## WORK TO DO
All the entries need to be quoted exactly, apart from the pictures, which you should drop.

[Data items]
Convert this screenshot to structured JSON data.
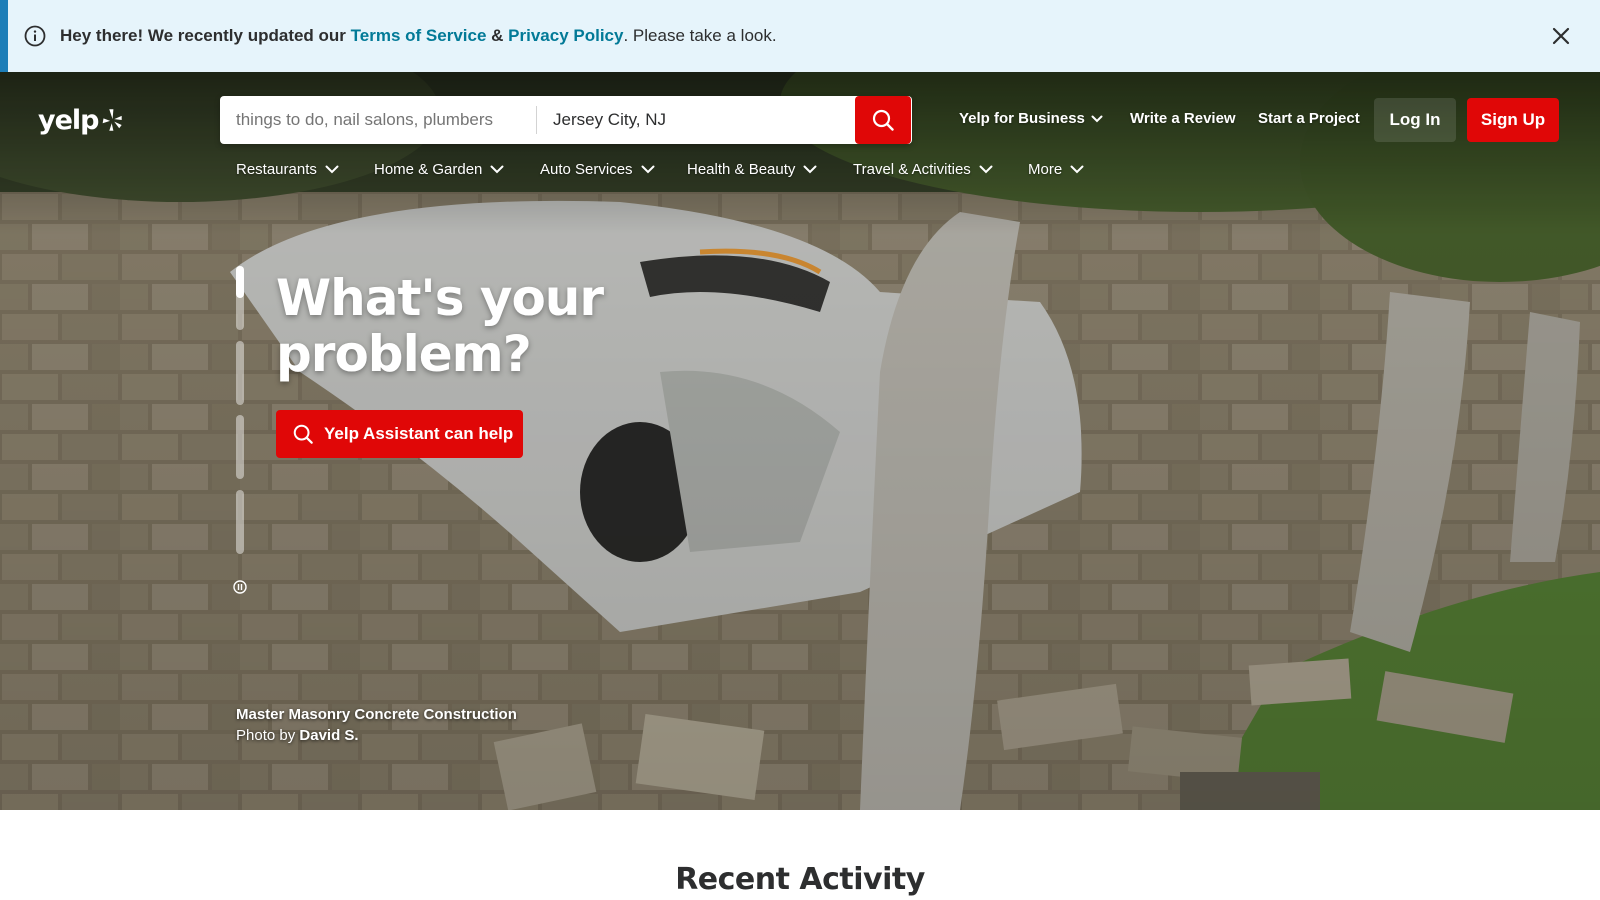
{
  "notice": {
    "greeting": "Hey there! We recently updated our",
    "terms_link": "Terms of Service",
    "amp": "&",
    "privacy_link": "Privacy Policy",
    "trail": ". Please take a look.",
    "icon": "info-icon",
    "close_icon": "close-icon"
  },
  "header": {
    "logo_text": "yelp",
    "search": {
      "find_placeholder": "things to do, nail salons, plumbers",
      "find_value": "",
      "near_value": "Jersey City, NJ",
      "button_icon": "search-icon"
    },
    "links": {
      "business": "Yelp for Business",
      "review": "Write a Review",
      "project": "Start a Project"
    },
    "login": "Log In",
    "signup": "Sign Up"
  },
  "categories": [
    {
      "label": "Restaurants"
    },
    {
      "label": "Home & Garden"
    },
    {
      "label": "Auto Services"
    },
    {
      "label": "Health & Beauty"
    },
    {
      "label": "Travel & Activities"
    },
    {
      "label": "More"
    }
  ],
  "hero": {
    "headline_line1": "What's your",
    "headline_line2": "problem?",
    "cta": "Yelp Assistant can help",
    "slide_progress": [
      0.5,
      0,
      0,
      0
    ],
    "business_name": "Master Masonry Concrete Construction",
    "photo_by": "Photo by",
    "photographer": "David S."
  },
  "section": {
    "title": "Recent Activity"
  },
  "colors": {
    "brand_red": "#e00707",
    "link_teal": "#027a97",
    "notice_bg": "#e6f4fb"
  }
}
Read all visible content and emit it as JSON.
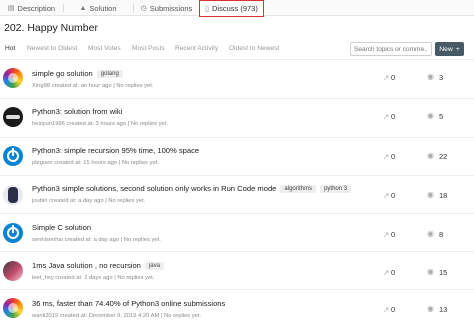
{
  "tabs": [
    {
      "label": "Description",
      "icon": "description-icon"
    },
    {
      "label": "Solution",
      "icon": "solution-icon"
    },
    {
      "label": "Submissions",
      "icon": "history-icon"
    },
    {
      "label": "Discuss (973)",
      "icon": "discuss-icon"
    }
  ],
  "problem_title": "202. Happy Number",
  "sort_options": [
    "Hot",
    "Newest to Oldest",
    "Most Votes",
    "Most Posts",
    "Recent Activity",
    "Oldest to Newest"
  ],
  "search": {
    "placeholder": "Search topics or comme..."
  },
  "new_button": {
    "label": "New",
    "icon": "+"
  },
  "colors": {
    "accent_red": "#d9342b",
    "new_button_bg": "#455a64"
  },
  "posts": [
    {
      "title": "simple go solution",
      "tags": [
        "golang"
      ],
      "user": "Xing98",
      "created": "created at: an hour ago",
      "replies": "No replies yet.",
      "votes": "0",
      "views": "3",
      "avatar": "rainbow-avatar"
    },
    {
      "title": "Python3: solution from wiki",
      "tags": [],
      "user": "hesiyun1996",
      "created": "created at: 3 hours ago",
      "replies": "No replies yet.",
      "votes": "0",
      "views": "5",
      "avatar": "dark-avatar"
    },
    {
      "title": "Python3: simple recursion 95% time, 100% space",
      "tags": [],
      "user": "pleguen",
      "created": "created at: 15 hours ago",
      "replies": "No replies yet.",
      "votes": "0",
      "views": "22",
      "avatar": "default-power-avatar"
    },
    {
      "title": "Python3 simple solutions, second solution only works in Run Code mode",
      "tags": [
        "algorithms",
        "python 3"
      ],
      "user": "joubin",
      "created": "created at: a day ago",
      "replies": "No replies yet.",
      "votes": "0",
      "views": "18",
      "avatar": "character-avatar"
    },
    {
      "title": "Simple C solution",
      "tags": [],
      "user": "senhisenhai",
      "created": "created at: a day ago",
      "replies": "No replies yet.",
      "votes": "0",
      "views": "8",
      "avatar": "default-power-avatar"
    },
    {
      "title": "1ms Java solution , no recursion",
      "tags": [
        "java"
      ],
      "user": "leet_hxy",
      "created": "created at: 2 days ago",
      "replies": "No replies yet.",
      "votes": "0",
      "views": "15",
      "avatar": "anime-avatar"
    },
    {
      "title": "36 ms, faster than 74.40% of Python3 online submissions",
      "tags": [],
      "user": "wanli2019",
      "created": "created at: December 9, 2019 4:20 AM",
      "replies": "No replies yet.",
      "votes": "0",
      "views": "13",
      "avatar": "rainbow-avatar"
    }
  ]
}
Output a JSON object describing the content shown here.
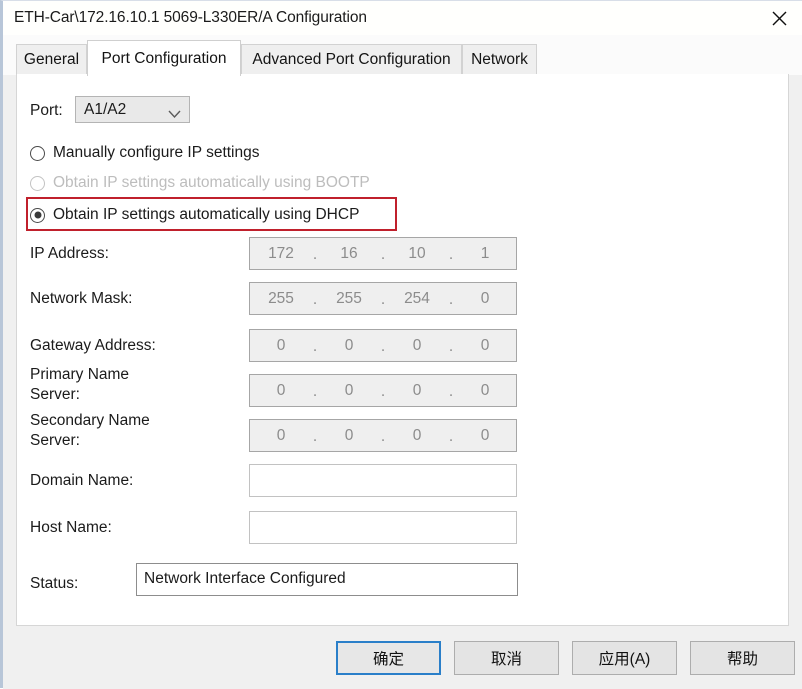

## RESPONSE
Convert this screenshot to structured JSON data.
{
  "notice": {
    "greeting": "Hey there! We recently updated our",
    "terms_link": "Terms of Service",
    "amp": "&",
    "privacy_link": "Privacy Policy",
    "trail": ". Please take a look.",
    "icon": "info-icon",
    "close_icon": "close-icon"
  },
  "header": {
    "logo_text": "yelp",
    "search": {
      "find_placeholder": "things to do, nail salons, plumbers",
      "find_value": "",
      "near_value": "Jersey City, NJ",
      "button_icon": "search-icon"
    },
    "links": {
      "business": "Yelp for Business",
      "review": "Write a Review",
      "project": "Start a Project"
    },
    "login": "Log In",
    "signup": "Sign Up"
  },
  "categories": [
    {
      "label": "Restaurants"
    },
    {
      "label": "Home & Garden"
    },
    {
      "label": "Auto Services"
    },
    {
      "label": "Health & Beauty"
    },
    {
      "label": "Travel & Activities"
    },
    {
      "label": "More"
    }
  ],
  "hero": {
    "headline_line1": "What's your",
    "headline_line2": "problem?",
    "cta": "Yelp Assistant can help",
    "slide_progress": [
      0.5,
      0,
      0,
      0
    ],
    "business_name": "Master Masonry Concrete Construction",
    "photo_by": "Photo by",
    "photographer": "David S."
  },
  "section": {
    "title": "Recent Activity"
  },
  "colors": {
    "brand_red": "#e00707",
    "link_teal": "#027a97",
    "notice_bg": "#e6f4fb"
  }
}
Read all visible content and emit it as JSON.
{
  "tabs": [
    {
      "label": "Description",
      "icon": "description-icon"
    },
    {
      "label": "Solution",
      "icon": "solution-icon"
    },
    {
      "label": "Submissions",
      "icon": "history-icon"
    },
    {
      "label": "Discuss (973)",
      "icon": "discuss-icon"
    }
  ],
  "problem_title": "202. Happy Number",
  "sort_options": [
    "Hot",
    "Newest to Oldest",
    "Most Votes",
    "Most Posts",
    "Recent Activity",
    "Oldest to Newest"
  ],
  "search": {
    "placeholder": "Search topics or comme..."
  },
  "new_button": {
    "label": "New",
    "icon": "+"
  },
  "colors": {
    "accent_red": "#d9342b",
    "new_button_bg": "#455a64"
  },
  "posts": [
    {
      "title": "simple go solution",
      "tags": [
        "golang"
      ],
      "user": "Xing98",
      "created": "created at: an hour ago",
      "replies": "No replies yet.",
      "votes": "0",
      "views": "3",
      "avatar": "rainbow-avatar"
    },
    {
      "title": "Python3: solution from wiki",
      "tags": [],
      "user": "hesiyun1996",
      "created": "created at: 3 hours ago",
      "replies": "No replies yet.",
      "votes": "0",
      "views": "5",
      "avatar": "dark-avatar"
    },
    {
      "title": "Python3: simple recursion 95% time, 100% space",
      "tags": [],
      "user": "pleguen",
      "created": "created at: 15 hours ago",
      "replies": "No replies yet.",
      "votes": "0",
      "views": "22",
      "avatar": "default-power-avatar"
    },
    {
      "title": "Python3 simple solutions, second solution only works in Run Code mode",
      "tags": [
        "algorithms",
        "python 3"
      ],
      "user": "joubin",
      "created": "created at: a day ago",
      "replies": "No replies yet.",
      "votes": "0",
      "views": "18",
      "avatar": "character-avatar"
    },
    {
      "title": "Simple C solution",
      "tags": [],
      "user": "senhisenhai",
      "created": "created at: a day ago",
      "replies": "No replies yet.",
      "votes": "0",
      "views": "8",
      "avatar": "default-power-avatar"
    },
    {
      "title": "1ms Java solution , no recursion",
      "tags": [
        "java"
      ],
      "user": "leet_hxy",
      "created": "created at: 2 days ago",
      "replies": "No replies yet.",
      "votes": "0",
      "views": "15",
      "avatar": "anime-avatar"
    },
    {
      "title": "36 ms, faster than 74.40% of Python3 online submissions",
      "tags": [],
      "user": "wanli2019",
      "created": "created at: December 9, 2019 4:20 AM",
      "replies": "No replies yet.",
      "votes": "0",
      "views": "13",
      "avatar": "rainbow-avatar"
    }
  ]
}
Output a JSON object describing the content shown here.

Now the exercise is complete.